> **Work instructions**
Please transcribe the data that follows without the pictures, keeping every word the same.

> **Data entries for graphics**
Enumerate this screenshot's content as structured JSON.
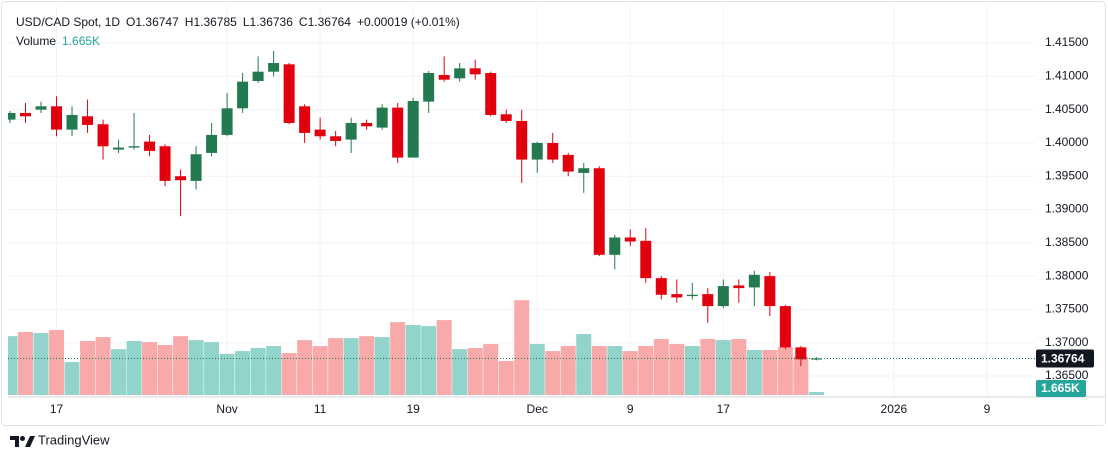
{
  "chart_data": {
    "type": "candlestick",
    "title": "USD/CAD Spot, 1D",
    "ohlc_prefixes": [
      "O",
      "H",
      "L",
      "C"
    ],
    "change_label": "+0.00019 (+0.01%)",
    "volume_title": "Volume",
    "volume_legend": "1.665K",
    "last_volume_label": "1.665K",
    "open": [
      1.4035,
      1.4045,
      1.405,
      1.4055,
      1.402,
      1.404,
      1.4028,
      1.399,
      1.3993,
      1.4002,
      1.3995,
      1.395,
      1.3943,
      1.3985,
      1.4012,
      1.4052,
      1.4093,
      1.4107,
      1.4118,
      1.4055,
      1.402,
      1.401,
      1.4005,
      1.403,
      1.4023,
      1.4053,
      1.3978,
      1.4062,
      1.4102,
      1.4097,
      1.4112,
      1.4105,
      1.4043,
      1.4033,
      1.3975,
      1.4,
      1.3982,
      1.3955,
      1.3962,
      1.3832,
      1.3858,
      1.3853,
      1.3797,
      1.3773,
      1.377,
      1.3773,
      1.3755,
      1.3786,
      1.3783,
      1.38,
      1.3755,
      1.3693,
      1.36747
    ],
    "high": [
      1.4048,
      1.406,
      1.4062,
      1.407,
      1.4055,
      1.4065,
      1.4035,
      1.4005,
      1.4045,
      1.4012,
      1.3998,
      1.396,
      1.3995,
      1.403,
      1.4075,
      1.4105,
      1.413,
      1.4138,
      1.412,
      1.4058,
      1.4038,
      1.4018,
      1.4038,
      1.4035,
      1.4058,
      1.406,
      1.4068,
      1.4108,
      1.413,
      1.412,
      1.4125,
      1.4107,
      1.405,
      1.405,
      1.4002,
      1.4015,
      1.3985,
      1.397,
      1.3965,
      1.3862,
      1.387,
      1.3872,
      1.38,
      1.3795,
      1.379,
      1.3782,
      1.3795,
      1.3795,
      1.3808,
      1.3806,
      1.3757,
      1.3695,
      1.36785
    ],
    "low": [
      1.403,
      1.403,
      1.4045,
      1.401,
      1.401,
      1.4015,
      1.3975,
      1.3985,
      1.399,
      1.398,
      1.3935,
      1.389,
      1.393,
      1.398,
      1.401,
      1.4045,
      1.409,
      1.41,
      1.4028,
      1.4,
      1.4005,
      1.3995,
      1.3985,
      1.402,
      1.402,
      1.397,
      1.3978,
      1.4045,
      1.4092,
      1.4092,
      1.4095,
      1.404,
      1.403,
      1.394,
      1.3955,
      1.397,
      1.395,
      1.3925,
      1.383,
      1.381,
      1.3845,
      1.379,
      1.3765,
      1.376,
      1.3765,
      1.373,
      1.3752,
      1.376,
      1.3755,
      1.374,
      1.369,
      1.3665,
      1.36736
    ],
    "close": [
      1.4045,
      1.404,
      1.4055,
      1.402,
      1.4042,
      1.4027,
      1.3995,
      1.3993,
      1.3995,
      1.3988,
      1.3943,
      1.3944,
      1.3983,
      1.4012,
      1.4052,
      1.4092,
      1.4107,
      1.412,
      1.403,
      1.4015,
      1.401,
      1.4003,
      1.403,
      1.4025,
      1.4053,
      1.3978,
      1.4063,
      1.4105,
      1.4095,
      1.4112,
      1.4103,
      1.4042,
      1.4033,
      1.3975,
      1.4,
      1.3975,
      1.3957,
      1.3962,
      1.3832,
      1.3858,
      1.3852,
      1.3797,
      1.3772,
      1.3768,
      1.3772,
      1.3755,
      1.3785,
      1.3782,
      1.3802,
      1.3755,
      1.3693,
      1.3675,
      1.36764
    ],
    "volume": [
      32.7,
      35.0,
      34.4,
      36.1,
      18.3,
      30.0,
      32.2,
      25.5,
      30.0,
      29.4,
      27.8,
      32.7,
      30.5,
      29.4,
      22.8,
      24.4,
      26.1,
      27.2,
      23.3,
      30.5,
      27.2,
      31.6,
      31.6,
      32.7,
      32.2,
      40.5,
      38.9,
      38.3,
      41.6,
      25.5,
      26.1,
      28.3,
      18.9,
      52.7,
      28.3,
      24.4,
      27.2,
      33.9,
      27.2,
      27.2,
      24.4,
      27.2,
      31.1,
      28.3,
      27.2,
      31.1,
      30.5,
      31.1,
      25.0,
      25.0,
      26.6,
      21.1,
      1.665
    ],
    "up_color": "#237a50",
    "down_color": "#e3000e",
    "volume_up_color": "#92d3cb",
    "volume_down_color": "#f8aaab",
    "last_volume_color": "#26a69a",
    "last_price_color": "#131722",
    "ylim": [
      1.36215,
      1.41996
    ],
    "yticks": [
      {
        "value": 1.415,
        "label": "1.41500"
      },
      {
        "value": 1.41,
        "label": "1.41000"
      },
      {
        "value": 1.405,
        "label": "1.40500"
      },
      {
        "value": 1.4,
        "label": "1.40000"
      },
      {
        "value": 1.395,
        "label": "1.39500"
      },
      {
        "value": 1.39,
        "label": "1.39000"
      },
      {
        "value": 1.385,
        "label": "1.38500"
      },
      {
        "value": 1.38,
        "label": "1.38000"
      },
      {
        "value": 1.375,
        "label": "1.37500"
      },
      {
        "value": 1.37,
        "label": "1.37000"
      },
      {
        "value": 1.365,
        "label": "1.36500"
      }
    ],
    "xlim": [
      0,
      66.1
    ],
    "xticks": [
      {
        "value": 3,
        "label": "17"
      },
      {
        "value": 14,
        "label": "Nov"
      },
      {
        "value": 20,
        "label": "11"
      },
      {
        "value": 26,
        "label": "19"
      },
      {
        "value": 34,
        "label": "Dec"
      },
      {
        "value": 40,
        "label": "9"
      },
      {
        "value": 46,
        "label": "17"
      },
      {
        "value": 57,
        "label": "2026"
      },
      {
        "value": 63,
        "label": "9"
      }
    ],
    "volume_lim": [
      0,
      70
    ],
    "grid": true
  },
  "footer": {
    "brand": "TradingView"
  }
}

> **Answer to this exercise**
Enumerate this screenshot's content as structured JSON.
{
  "chart_data": {
    "type": "candlestick",
    "title": "USD/CAD Spot, 1D",
    "ohlc_prefixes": [
      "O",
      "H",
      "L",
      "C"
    ],
    "change_label": "+0.00019 (+0.01%)",
    "volume_title": "Volume",
    "volume_legend": "1.665K",
    "last_volume_label": "1.665K",
    "open": [
      1.4035,
      1.4045,
      1.405,
      1.4055,
      1.402,
      1.404,
      1.4028,
      1.399,
      1.3993,
      1.4002,
      1.3995,
      1.395,
      1.3943,
      1.3985,
      1.4012,
      1.4052,
      1.4093,
      1.4107,
      1.4118,
      1.4055,
      1.402,
      1.401,
      1.4005,
      1.403,
      1.4023,
      1.4053,
      1.3978,
      1.4062,
      1.4102,
      1.4097,
      1.4112,
      1.4105,
      1.4043,
      1.4033,
      1.3975,
      1.4,
      1.3982,
      1.3955,
      1.3962,
      1.3832,
      1.3858,
      1.3853,
      1.3797,
      1.3773,
      1.377,
      1.3773,
      1.3755,
      1.3786,
      1.3783,
      1.38,
      1.3755,
      1.3693,
      1.36747
    ],
    "high": [
      1.4048,
      1.406,
      1.4062,
      1.407,
      1.4055,
      1.4065,
      1.4035,
      1.4005,
      1.4045,
      1.4012,
      1.3998,
      1.396,
      1.3995,
      1.403,
      1.4075,
      1.4105,
      1.413,
      1.4138,
      1.412,
      1.4058,
      1.4038,
      1.4018,
      1.4038,
      1.4035,
      1.4058,
      1.406,
      1.4068,
      1.4108,
      1.413,
      1.412,
      1.4125,
      1.4107,
      1.405,
      1.405,
      1.4002,
      1.4015,
      1.3985,
      1.397,
      1.3965,
      1.3862,
      1.387,
      1.3872,
      1.38,
      1.3795,
      1.379,
      1.3782,
      1.3795,
      1.3795,
      1.3808,
      1.3806,
      1.3757,
      1.3695,
      1.36785
    ],
    "low": [
      1.403,
      1.403,
      1.4045,
      1.401,
      1.401,
      1.4015,
      1.3975,
      1.3985,
      1.399,
      1.398,
      1.3935,
      1.389,
      1.393,
      1.398,
      1.401,
      1.4045,
      1.409,
      1.41,
      1.4028,
      1.4,
      1.4005,
      1.3995,
      1.3985,
      1.402,
      1.402,
      1.397,
      1.3978,
      1.4045,
      1.4092,
      1.4092,
      1.4095,
      1.404,
      1.403,
      1.394,
      1.3955,
      1.397,
      1.395,
      1.3925,
      1.383,
      1.381,
      1.3845,
      1.379,
      1.3765,
      1.376,
      1.3765,
      1.373,
      1.3752,
      1.376,
      1.3755,
      1.374,
      1.369,
      1.3665,
      1.36736
    ],
    "close": [
      1.4045,
      1.404,
      1.4055,
      1.402,
      1.4042,
      1.4027,
      1.3995,
      1.3993,
      1.3995,
      1.3988,
      1.3943,
      1.3944,
      1.3983,
      1.4012,
      1.4052,
      1.4092,
      1.4107,
      1.412,
      1.403,
      1.4015,
      1.401,
      1.4003,
      1.403,
      1.4025,
      1.4053,
      1.3978,
      1.4063,
      1.4105,
      1.4095,
      1.4112,
      1.4103,
      1.4042,
      1.4033,
      1.3975,
      1.4,
      1.3975,
      1.3957,
      1.3962,
      1.3832,
      1.3858,
      1.3852,
      1.3797,
      1.3772,
      1.3768,
      1.3772,
      1.3755,
      1.3785,
      1.3782,
      1.3802,
      1.3755,
      1.3693,
      1.3675,
      1.36764
    ],
    "volume": [
      32.7,
      35.0,
      34.4,
      36.1,
      18.3,
      30.0,
      32.2,
      25.5,
      30.0,
      29.4,
      27.8,
      32.7,
      30.5,
      29.4,
      22.8,
      24.4,
      26.1,
      27.2,
      23.3,
      30.5,
      27.2,
      31.6,
      31.6,
      32.7,
      32.2,
      40.5,
      38.9,
      38.3,
      41.6,
      25.5,
      26.1,
      28.3,
      18.9,
      52.7,
      28.3,
      24.4,
      27.2,
      33.9,
      27.2,
      27.2,
      24.4,
      27.2,
      31.1,
      28.3,
      27.2,
      31.1,
      30.5,
      31.1,
      25.0,
      25.0,
      26.6,
      21.1,
      1.665
    ],
    "up_color": "#237a50",
    "down_color": "#e3000e",
    "volume_up_color": "#92d3cb",
    "volume_down_color": "#f8aaab",
    "last_volume_color": "#26a69a",
    "last_price_color": "#131722",
    "ylim": [
      1.36215,
      1.41996
    ],
    "yticks": [
      {
        "value": 1.415,
        "label": "1.41500"
      },
      {
        "value": 1.41,
        "label": "1.41000"
      },
      {
        "value": 1.405,
        "label": "1.40500"
      },
      {
        "value": 1.4,
        "label": "1.40000"
      },
      {
        "value": 1.395,
        "label": "1.39500"
      },
      {
        "value": 1.39,
        "label": "1.39000"
      },
      {
        "value": 1.385,
        "label": "1.38500"
      },
      {
        "value": 1.38,
        "label": "1.38000"
      },
      {
        "value": 1.375,
        "label": "1.37500"
      },
      {
        "value": 1.37,
        "label": "1.37000"
      },
      {
        "value": 1.365,
        "label": "1.36500"
      }
    ],
    "xlim": [
      0,
      66.1
    ],
    "xticks": [
      {
        "value": 3,
        "label": "17"
      },
      {
        "value": 14,
        "label": "Nov"
      },
      {
        "value": 20,
        "label": "11"
      },
      {
        "value": 26,
        "label": "19"
      },
      {
        "value": 34,
        "label": "Dec"
      },
      {
        "value": 40,
        "label": "9"
      },
      {
        "value": 46,
        "label": "17"
      },
      {
        "value": 57,
        "label": "2026"
      },
      {
        "value": 63,
        "label": "9"
      }
    ],
    "volume_lim": [
      0,
      70
    ],
    "grid": true
  },
  "footer": {
    "brand": "TradingView"
  }
}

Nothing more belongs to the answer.